Copy exactly the run of lines that begins at the line with "Convert this chart" and ends at the final line of the entries.

[BEGIN]

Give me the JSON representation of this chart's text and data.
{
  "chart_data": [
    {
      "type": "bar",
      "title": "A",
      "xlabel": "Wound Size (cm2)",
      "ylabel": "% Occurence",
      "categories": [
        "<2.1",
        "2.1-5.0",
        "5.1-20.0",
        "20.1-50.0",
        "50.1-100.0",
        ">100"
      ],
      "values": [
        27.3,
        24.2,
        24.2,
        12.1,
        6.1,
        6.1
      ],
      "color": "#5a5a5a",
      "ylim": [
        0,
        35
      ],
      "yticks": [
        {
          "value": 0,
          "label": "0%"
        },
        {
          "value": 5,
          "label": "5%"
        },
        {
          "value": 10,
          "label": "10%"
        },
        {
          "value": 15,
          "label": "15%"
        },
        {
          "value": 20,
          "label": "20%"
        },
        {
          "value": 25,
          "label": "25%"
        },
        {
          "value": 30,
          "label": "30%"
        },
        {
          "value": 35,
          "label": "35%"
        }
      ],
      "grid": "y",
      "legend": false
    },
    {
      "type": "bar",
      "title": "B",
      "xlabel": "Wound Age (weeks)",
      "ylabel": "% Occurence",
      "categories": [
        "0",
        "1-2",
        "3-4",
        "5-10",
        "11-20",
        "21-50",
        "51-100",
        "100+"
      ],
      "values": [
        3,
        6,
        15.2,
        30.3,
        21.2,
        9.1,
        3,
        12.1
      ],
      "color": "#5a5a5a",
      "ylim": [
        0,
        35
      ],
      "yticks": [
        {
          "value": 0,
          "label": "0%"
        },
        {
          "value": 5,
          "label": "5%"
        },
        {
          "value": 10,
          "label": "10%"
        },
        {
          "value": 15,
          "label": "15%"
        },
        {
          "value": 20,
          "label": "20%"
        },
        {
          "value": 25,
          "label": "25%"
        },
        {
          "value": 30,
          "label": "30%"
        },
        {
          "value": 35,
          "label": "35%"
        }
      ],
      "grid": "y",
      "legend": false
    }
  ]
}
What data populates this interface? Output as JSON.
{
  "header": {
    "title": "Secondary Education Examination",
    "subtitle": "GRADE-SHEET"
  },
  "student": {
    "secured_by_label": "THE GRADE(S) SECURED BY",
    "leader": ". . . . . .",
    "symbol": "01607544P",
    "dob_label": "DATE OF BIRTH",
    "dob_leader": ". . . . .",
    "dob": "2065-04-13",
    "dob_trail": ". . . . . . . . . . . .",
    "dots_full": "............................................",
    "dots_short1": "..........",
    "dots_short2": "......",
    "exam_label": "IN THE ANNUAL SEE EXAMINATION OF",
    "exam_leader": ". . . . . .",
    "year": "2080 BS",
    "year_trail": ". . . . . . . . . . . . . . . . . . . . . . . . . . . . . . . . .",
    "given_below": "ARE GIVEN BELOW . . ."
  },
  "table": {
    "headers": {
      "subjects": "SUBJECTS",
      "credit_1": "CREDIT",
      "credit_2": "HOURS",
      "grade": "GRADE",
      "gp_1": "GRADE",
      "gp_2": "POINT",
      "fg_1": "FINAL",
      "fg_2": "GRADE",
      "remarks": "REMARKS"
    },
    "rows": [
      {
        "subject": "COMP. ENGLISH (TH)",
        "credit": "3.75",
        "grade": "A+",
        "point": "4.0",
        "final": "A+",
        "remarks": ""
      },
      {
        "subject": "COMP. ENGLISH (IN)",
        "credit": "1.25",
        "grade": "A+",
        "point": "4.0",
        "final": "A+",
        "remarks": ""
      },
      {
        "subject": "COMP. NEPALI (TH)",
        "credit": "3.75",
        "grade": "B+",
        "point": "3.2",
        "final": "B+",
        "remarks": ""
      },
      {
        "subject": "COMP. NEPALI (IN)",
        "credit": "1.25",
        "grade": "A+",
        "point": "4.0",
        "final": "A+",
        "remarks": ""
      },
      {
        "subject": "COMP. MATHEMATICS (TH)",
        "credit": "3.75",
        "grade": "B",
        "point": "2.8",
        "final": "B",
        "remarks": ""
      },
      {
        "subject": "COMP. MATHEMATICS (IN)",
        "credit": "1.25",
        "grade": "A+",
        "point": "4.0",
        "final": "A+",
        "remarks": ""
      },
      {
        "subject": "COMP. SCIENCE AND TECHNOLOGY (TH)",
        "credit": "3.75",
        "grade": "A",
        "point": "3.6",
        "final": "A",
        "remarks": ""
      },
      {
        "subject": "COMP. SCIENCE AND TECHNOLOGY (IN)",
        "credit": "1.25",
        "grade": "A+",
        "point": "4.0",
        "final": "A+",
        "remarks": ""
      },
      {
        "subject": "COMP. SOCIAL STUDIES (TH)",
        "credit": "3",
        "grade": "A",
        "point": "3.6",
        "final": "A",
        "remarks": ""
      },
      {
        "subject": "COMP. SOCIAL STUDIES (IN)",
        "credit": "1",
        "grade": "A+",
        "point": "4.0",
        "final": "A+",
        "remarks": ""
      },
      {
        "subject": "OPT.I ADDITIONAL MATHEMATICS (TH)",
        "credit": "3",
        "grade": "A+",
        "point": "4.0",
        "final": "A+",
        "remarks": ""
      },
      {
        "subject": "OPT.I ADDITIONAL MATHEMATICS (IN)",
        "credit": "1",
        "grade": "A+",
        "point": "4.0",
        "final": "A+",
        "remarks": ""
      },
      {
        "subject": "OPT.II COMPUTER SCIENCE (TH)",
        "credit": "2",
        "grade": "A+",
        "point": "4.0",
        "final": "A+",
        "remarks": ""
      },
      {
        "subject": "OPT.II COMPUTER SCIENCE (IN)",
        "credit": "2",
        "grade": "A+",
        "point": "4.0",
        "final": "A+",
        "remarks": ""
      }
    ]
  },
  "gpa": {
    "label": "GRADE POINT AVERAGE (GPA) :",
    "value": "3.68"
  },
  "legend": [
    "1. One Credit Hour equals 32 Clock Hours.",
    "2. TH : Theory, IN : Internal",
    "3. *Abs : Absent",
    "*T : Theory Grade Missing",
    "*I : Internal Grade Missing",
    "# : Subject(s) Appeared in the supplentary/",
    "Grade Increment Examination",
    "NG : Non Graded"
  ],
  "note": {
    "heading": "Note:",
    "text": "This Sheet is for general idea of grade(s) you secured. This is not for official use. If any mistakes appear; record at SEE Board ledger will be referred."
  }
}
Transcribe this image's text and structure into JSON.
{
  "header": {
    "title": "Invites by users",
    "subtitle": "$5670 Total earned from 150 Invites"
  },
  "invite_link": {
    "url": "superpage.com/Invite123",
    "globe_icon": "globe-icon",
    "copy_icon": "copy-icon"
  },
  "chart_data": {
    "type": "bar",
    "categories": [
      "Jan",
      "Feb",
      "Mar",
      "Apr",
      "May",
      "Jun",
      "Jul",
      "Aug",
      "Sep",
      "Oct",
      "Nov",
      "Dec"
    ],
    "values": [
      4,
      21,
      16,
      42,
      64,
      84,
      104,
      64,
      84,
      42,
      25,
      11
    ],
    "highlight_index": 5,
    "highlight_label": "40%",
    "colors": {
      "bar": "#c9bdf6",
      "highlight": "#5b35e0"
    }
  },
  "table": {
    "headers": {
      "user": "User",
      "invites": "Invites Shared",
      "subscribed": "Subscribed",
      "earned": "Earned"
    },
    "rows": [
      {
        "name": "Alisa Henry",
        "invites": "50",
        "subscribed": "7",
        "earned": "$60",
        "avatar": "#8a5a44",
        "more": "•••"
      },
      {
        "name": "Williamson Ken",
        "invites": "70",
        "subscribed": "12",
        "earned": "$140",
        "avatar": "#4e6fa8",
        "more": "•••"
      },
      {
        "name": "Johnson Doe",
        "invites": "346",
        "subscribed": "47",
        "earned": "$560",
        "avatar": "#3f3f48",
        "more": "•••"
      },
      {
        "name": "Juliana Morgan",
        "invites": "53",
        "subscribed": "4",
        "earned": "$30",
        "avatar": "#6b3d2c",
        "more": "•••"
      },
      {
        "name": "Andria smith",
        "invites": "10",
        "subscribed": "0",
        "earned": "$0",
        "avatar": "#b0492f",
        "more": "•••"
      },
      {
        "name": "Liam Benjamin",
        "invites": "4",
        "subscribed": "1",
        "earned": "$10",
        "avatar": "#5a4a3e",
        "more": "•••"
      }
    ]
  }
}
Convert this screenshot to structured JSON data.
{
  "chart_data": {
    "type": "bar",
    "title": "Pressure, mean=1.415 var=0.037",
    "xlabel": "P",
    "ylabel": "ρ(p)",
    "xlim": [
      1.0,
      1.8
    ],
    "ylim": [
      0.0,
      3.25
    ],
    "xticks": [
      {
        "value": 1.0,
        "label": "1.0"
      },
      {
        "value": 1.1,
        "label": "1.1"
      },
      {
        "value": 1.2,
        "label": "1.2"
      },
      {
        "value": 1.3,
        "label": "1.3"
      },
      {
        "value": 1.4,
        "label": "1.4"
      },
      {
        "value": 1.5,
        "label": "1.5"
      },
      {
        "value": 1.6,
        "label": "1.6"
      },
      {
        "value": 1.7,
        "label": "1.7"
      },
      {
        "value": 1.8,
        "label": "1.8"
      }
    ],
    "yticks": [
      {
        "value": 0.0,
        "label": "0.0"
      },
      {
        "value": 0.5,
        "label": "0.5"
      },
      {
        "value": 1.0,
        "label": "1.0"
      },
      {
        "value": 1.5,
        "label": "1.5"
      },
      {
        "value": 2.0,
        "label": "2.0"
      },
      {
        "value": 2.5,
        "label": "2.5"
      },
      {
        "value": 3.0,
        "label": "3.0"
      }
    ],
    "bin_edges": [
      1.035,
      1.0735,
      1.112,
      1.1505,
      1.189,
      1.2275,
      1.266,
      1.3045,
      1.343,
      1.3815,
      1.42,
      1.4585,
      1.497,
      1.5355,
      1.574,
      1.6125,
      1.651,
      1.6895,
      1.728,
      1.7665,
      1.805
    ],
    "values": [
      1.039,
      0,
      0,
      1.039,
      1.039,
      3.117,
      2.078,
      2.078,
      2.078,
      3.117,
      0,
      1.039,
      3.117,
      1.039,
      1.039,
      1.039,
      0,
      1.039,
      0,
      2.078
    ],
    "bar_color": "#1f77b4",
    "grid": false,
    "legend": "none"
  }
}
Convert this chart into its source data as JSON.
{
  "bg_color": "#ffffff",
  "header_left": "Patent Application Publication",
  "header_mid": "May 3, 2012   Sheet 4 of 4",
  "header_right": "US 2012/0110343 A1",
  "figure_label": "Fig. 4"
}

[END]

▸ SOLUTION TO THE EXERCISE
Convert this chart into its source data as JSON.
{
  "bg_color": "#ffffff",
  "header_left": "Patent Application Publication",
  "header_mid": "May 3, 2012   Sheet 4 of 4",
  "header_right": "US 2012/0110343 A1",
  "figure_label": "Fig. 4"
}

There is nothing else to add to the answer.